Your instructions – From the entries below, extract each line that contains the string "través".
------------------------------------------------
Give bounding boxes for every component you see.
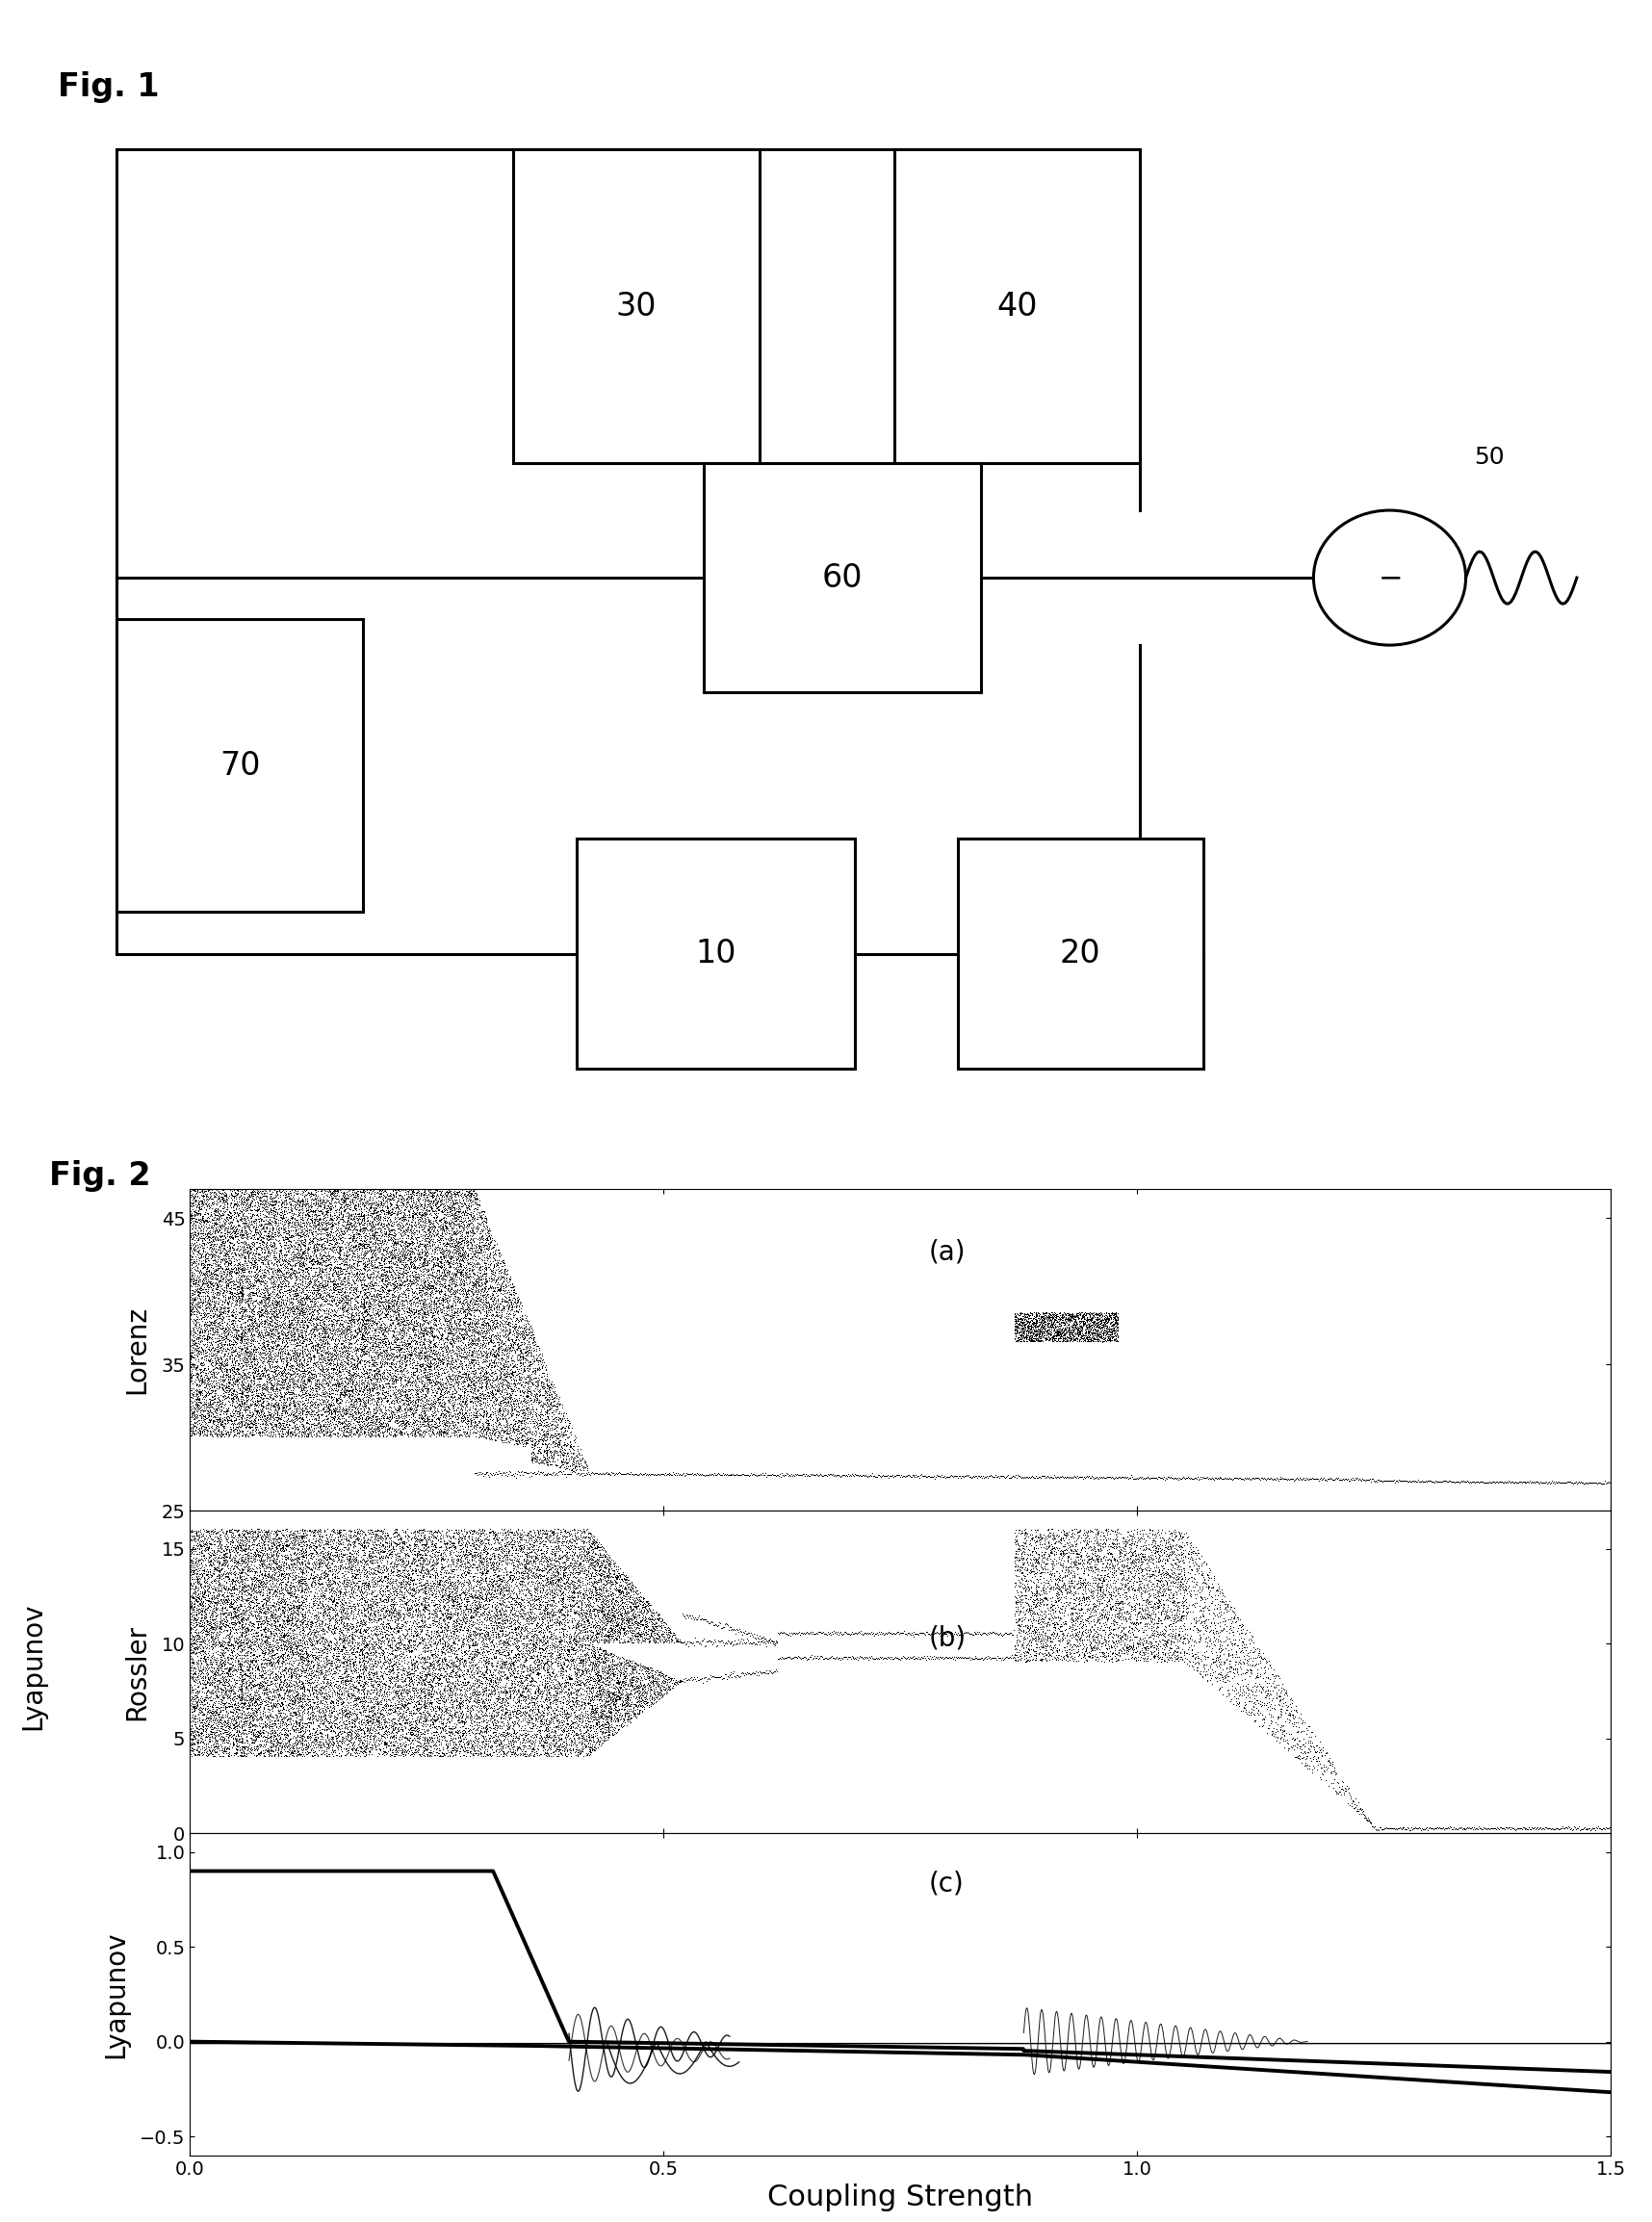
Bar <box>117 620 363 911</box>
Bar <box>577 840 854 1069</box>
Text: 10: 10 <box>695 938 737 969</box>
Text: (a): (a) <box>928 1238 966 1264</box>
Text: 40: 40 <box>996 291 1037 322</box>
Bar <box>958 840 1203 1069</box>
Y-axis label: Lorenz: Lorenz <box>124 1307 150 1393</box>
Text: (c): (c) <box>928 1871 965 1898</box>
Text: (b): (b) <box>928 1624 966 1651</box>
Text: 60: 60 <box>823 562 862 593</box>
X-axis label: Coupling Strength: Coupling Strength <box>768 2184 1032 2211</box>
Text: 20: 20 <box>1061 938 1100 969</box>
Text: 50: 50 <box>1474 444 1505 469</box>
Bar <box>704 462 981 693</box>
Ellipse shape <box>1313 511 1465 644</box>
Text: Lyapunov: Lyapunov <box>20 1602 46 1731</box>
Text: Fig. 1: Fig. 1 <box>58 71 159 102</box>
Bar <box>514 149 760 462</box>
Text: 70: 70 <box>220 749 261 782</box>
Text: $-$: $-$ <box>1378 564 1401 591</box>
Text: Fig. 2: Fig. 2 <box>50 1160 150 1191</box>
Bar <box>894 149 1140 462</box>
Text: 30: 30 <box>616 291 657 322</box>
Y-axis label: Lyapunov: Lyapunov <box>102 1931 129 2058</box>
Y-axis label: Rossler: Rossler <box>124 1624 150 1720</box>
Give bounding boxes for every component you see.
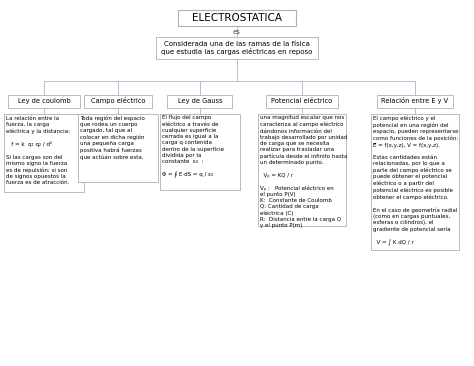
FancyBboxPatch shape <box>258 113 346 225</box>
Text: Toda región del espacio
que rodea un cuerpo
cargado, tal que al
colocar en dicha: Toda región del espacio que rodea un cue… <box>80 116 145 160</box>
Text: Ley de coulomb: Ley de coulomb <box>18 98 70 104</box>
FancyBboxPatch shape <box>156 37 318 59</box>
Text: Potencial eléctrico: Potencial eléctrico <box>272 98 333 104</box>
FancyBboxPatch shape <box>167 94 233 108</box>
Text: El flujo del campo
eléctrico a través de
cualquier superficie
cerrada es igual a: El flujo del campo eléctrico a través de… <box>162 116 224 178</box>
FancyBboxPatch shape <box>4 113 84 191</box>
Text: Campo eléctrico: Campo eléctrico <box>91 97 145 105</box>
Text: es: es <box>233 29 241 35</box>
Text: ELECTROSTATICA: ELECTROSTATICA <box>192 13 282 23</box>
FancyBboxPatch shape <box>78 113 158 182</box>
Text: Considerada una de las ramas de la física
que estudia las cargas eléctricas en r: Considerada una de las ramas de la físic… <box>161 41 313 55</box>
Text: Ley de Gauss: Ley de Gauss <box>178 98 222 104</box>
FancyBboxPatch shape <box>84 94 152 108</box>
Text: Relación entre E y V: Relación entre E y V <box>382 97 448 105</box>
FancyBboxPatch shape <box>160 113 240 190</box>
FancyBboxPatch shape <box>178 10 296 26</box>
Text: una magnitud escalar que nos
caracteriza al campo eléctrico
dándonos información: una magnitud escalar que nos caracteriza… <box>260 116 347 228</box>
FancyBboxPatch shape <box>8 94 80 108</box>
FancyBboxPatch shape <box>371 113 459 250</box>
FancyBboxPatch shape <box>377 94 453 108</box>
FancyBboxPatch shape <box>266 94 338 108</box>
Text: El campo eléctrico y el
potencial en una región del
espacio, pueden representars: El campo eléctrico y el potencial en una… <box>373 116 458 246</box>
Text: La relación entre la
fuerza, la carga
eléctrica y la distancia:

   f = k  q₁ q₂: La relación entre la fuerza, la carga el… <box>6 116 70 185</box>
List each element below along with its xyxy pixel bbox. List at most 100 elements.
------------------------------------------------
Result for this exercise –
eléctrico a través de
cerrada es igual a: El flujo del campo eléctrico a través de… <box>162 116 224 178</box>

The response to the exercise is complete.